▶ [WORK TO BE COMPLETED]: Pull every line containing "label" out of the material below.

== PROVIDED INFORMATION

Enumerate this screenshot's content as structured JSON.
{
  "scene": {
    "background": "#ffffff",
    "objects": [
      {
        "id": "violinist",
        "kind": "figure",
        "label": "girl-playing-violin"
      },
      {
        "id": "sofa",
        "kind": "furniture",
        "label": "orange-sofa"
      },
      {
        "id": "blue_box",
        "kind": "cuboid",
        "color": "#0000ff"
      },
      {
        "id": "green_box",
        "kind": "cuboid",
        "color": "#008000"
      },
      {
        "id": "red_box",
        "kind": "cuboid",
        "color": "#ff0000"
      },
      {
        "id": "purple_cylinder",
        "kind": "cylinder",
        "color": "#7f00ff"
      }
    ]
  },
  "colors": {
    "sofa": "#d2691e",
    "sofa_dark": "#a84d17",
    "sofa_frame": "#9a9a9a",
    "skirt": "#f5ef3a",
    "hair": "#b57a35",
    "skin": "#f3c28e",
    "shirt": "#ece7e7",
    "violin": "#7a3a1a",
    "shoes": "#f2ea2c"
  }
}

====

▶ [REPLY]:
        "label": "girl-playing-violin"
        "label": "orange-sofa"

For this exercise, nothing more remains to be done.